▸ WHAT TO WORK ON: Search the material for the word "style" and report each line where it turns up.

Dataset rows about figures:
+===+
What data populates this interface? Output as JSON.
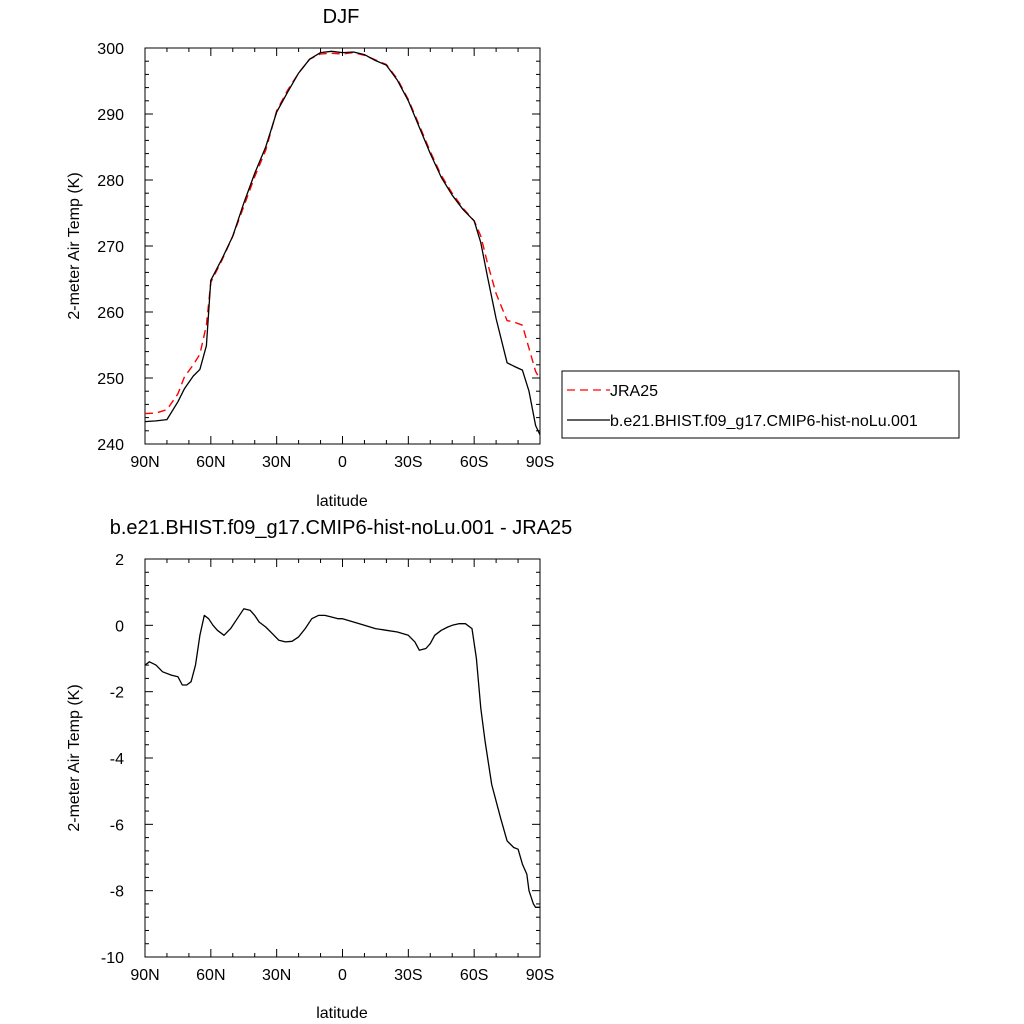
{
  "colors": {
    "model": "#000000",
    "obs": "#ff0000",
    "background": "#ffffff"
  },
  "chart_data": [
    {
      "type": "line",
      "title": "DJF",
      "xlabel": "latitude",
      "ylabel": "2-meter Air Temp (K)",
      "xlim": [
        -90,
        90
      ],
      "ylim": [
        240,
        300
      ],
      "xticks": [
        -90,
        -60,
        -30,
        0,
        30,
        60,
        90
      ],
      "xtick_labels": [
        "90N",
        "60N",
        "30N",
        "0",
        "30S",
        "60S",
        "90S"
      ],
      "yticks": [
        240,
        250,
        260,
        270,
        280,
        290,
        300
      ],
      "ytick_labels": [
        "240",
        "250",
        "260",
        "270",
        "280",
        "290",
        "300"
      ],
      "grid": false,
      "legend_position": "right",
      "series": [
        {
          "name": "JRA25",
          "style": "dashed",
          "color": "#ff0000",
          "x": [
            -90,
            -85,
            -80,
            -75,
            -72,
            -68,
            -65,
            -62,
            -60,
            -55,
            -50,
            -45,
            -40,
            -35,
            -30,
            -25,
            -20,
            -15,
            -10,
            -5,
            0,
            5,
            10,
            15,
            20,
            25,
            30,
            35,
            40,
            45,
            50,
            55,
            60,
            63,
            66,
            70,
            75,
            78,
            82,
            85,
            88,
            90
          ],
          "values": [
            244.6,
            244.7,
            245.2,
            247.6,
            250.2,
            252.0,
            253.6,
            258.0,
            264.5,
            267.8,
            271.5,
            276.0,
            280.5,
            284.5,
            290.5,
            293.6,
            296.2,
            298.3,
            299.1,
            299.2,
            299.1,
            299.3,
            298.9,
            298.2,
            297.5,
            295.3,
            292.2,
            288.3,
            284.3,
            280.7,
            278.0,
            275.7,
            273.8,
            271.5,
            267.5,
            262.8,
            258.7,
            258.5,
            258.0,
            254.5,
            251.0,
            249.8
          ]
        },
        {
          "name": "b.e21.BHIST.f09_g17.CMIP6-hist-noLu.001",
          "style": "solid",
          "color": "#000000",
          "x": [
            -90,
            -85,
            -80,
            -75,
            -72,
            -68,
            -65,
            -62,
            -60,
            -55,
            -50,
            -45,
            -40,
            -35,
            -30,
            -25,
            -20,
            -15,
            -10,
            -5,
            0,
            5,
            10,
            15,
            20,
            25,
            30,
            35,
            40,
            45,
            50,
            55,
            60,
            63,
            66,
            70,
            75,
            78,
            82,
            85,
            88,
            90
          ],
          "values": [
            243.4,
            243.5,
            243.7,
            246.4,
            248.4,
            250.3,
            251.3,
            254.9,
            264.8,
            268.0,
            271.5,
            276.5,
            281.0,
            285.0,
            290.3,
            293.3,
            296.2,
            298.3,
            299.3,
            299.5,
            299.3,
            299.4,
            299.0,
            298.1,
            297.4,
            295.1,
            292.0,
            288.0,
            284.0,
            280.4,
            277.7,
            275.5,
            273.8,
            270.5,
            265.5,
            259.0,
            252.3,
            251.8,
            251.2,
            248.0,
            242.8,
            241.4
          ]
        }
      ]
    },
    {
      "type": "line",
      "title": "b.e21.BHIST.f09_g17.CMIP6-hist-noLu.001 - JRA25",
      "xlabel": "latitude",
      "ylabel": "2-meter Air Temp (K)",
      "xlim": [
        -90,
        90
      ],
      "ylim": [
        -10,
        2
      ],
      "xticks": [
        -90,
        -60,
        -30,
        0,
        30,
        60,
        90
      ],
      "xtick_labels": [
        "90N",
        "60N",
        "30N",
        "0",
        "30S",
        "60S",
        "90S"
      ],
      "yticks": [
        -10,
        -8,
        -6,
        -4,
        -2,
        0,
        2
      ],
      "ytick_labels": [
        "-10",
        "-8",
        "-6",
        "-4",
        "-2",
        "0",
        "2"
      ],
      "grid": false,
      "series": [
        {
          "style": "solid",
          "color": "#000000",
          "x": [
            -90,
            -88,
            -85,
            -82,
            -78,
            -75,
            -73,
            -71,
            -69,
            -67,
            -65,
            -63,
            -61,
            -59,
            -57,
            -54,
            -51,
            -48,
            -45,
            -42,
            -40,
            -38,
            -35,
            -32,
            -29,
            -26,
            -23,
            -20,
            -17,
            -14,
            -11,
            -8,
            -5,
            -2,
            0,
            5,
            10,
            15,
            20,
            25,
            30,
            33,
            35,
            38,
            40,
            42,
            45,
            48,
            50,
            53,
            56,
            59,
            61,
            63,
            65,
            68,
            72,
            75,
            78,
            80,
            82,
            84,
            85,
            87,
            88,
            90
          ],
          "values": [
            -1.2,
            -1.1,
            -1.2,
            -1.4,
            -1.5,
            -1.55,
            -1.8,
            -1.8,
            -1.7,
            -1.2,
            -0.3,
            0.3,
            0.2,
            0.0,
            -0.15,
            -0.3,
            -0.1,
            0.2,
            0.5,
            0.45,
            0.3,
            0.1,
            -0.05,
            -0.25,
            -0.45,
            -0.5,
            -0.48,
            -0.35,
            -0.1,
            0.2,
            0.3,
            0.3,
            0.25,
            0.2,
            0.2,
            0.1,
            0.0,
            -0.1,
            -0.15,
            -0.2,
            -0.3,
            -0.5,
            -0.75,
            -0.7,
            -0.55,
            -0.3,
            -0.15,
            -0.05,
            0.0,
            0.05,
            0.05,
            -0.1,
            -1.0,
            -2.5,
            -3.5,
            -4.8,
            -5.8,
            -6.5,
            -6.7,
            -6.75,
            -7.2,
            -7.5,
            -8.0,
            -8.4,
            -8.5,
            -8.5
          ]
        }
      ]
    }
  ],
  "legend": {
    "items": [
      {
        "label": "JRA25",
        "style": "dashed",
        "color": "#ff0000"
      },
      {
        "label": "b.e21.BHIST.f09_g17.CMIP6-hist-noLu.001",
        "style": "solid",
        "color": "#000000"
      }
    ]
  }
}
+===+
▸ EXERCISE RESPONSE:
          "style": "dashed",
          "style": "solid",
          "style": "solid",
        "style": "dashed",
        "style": "solid",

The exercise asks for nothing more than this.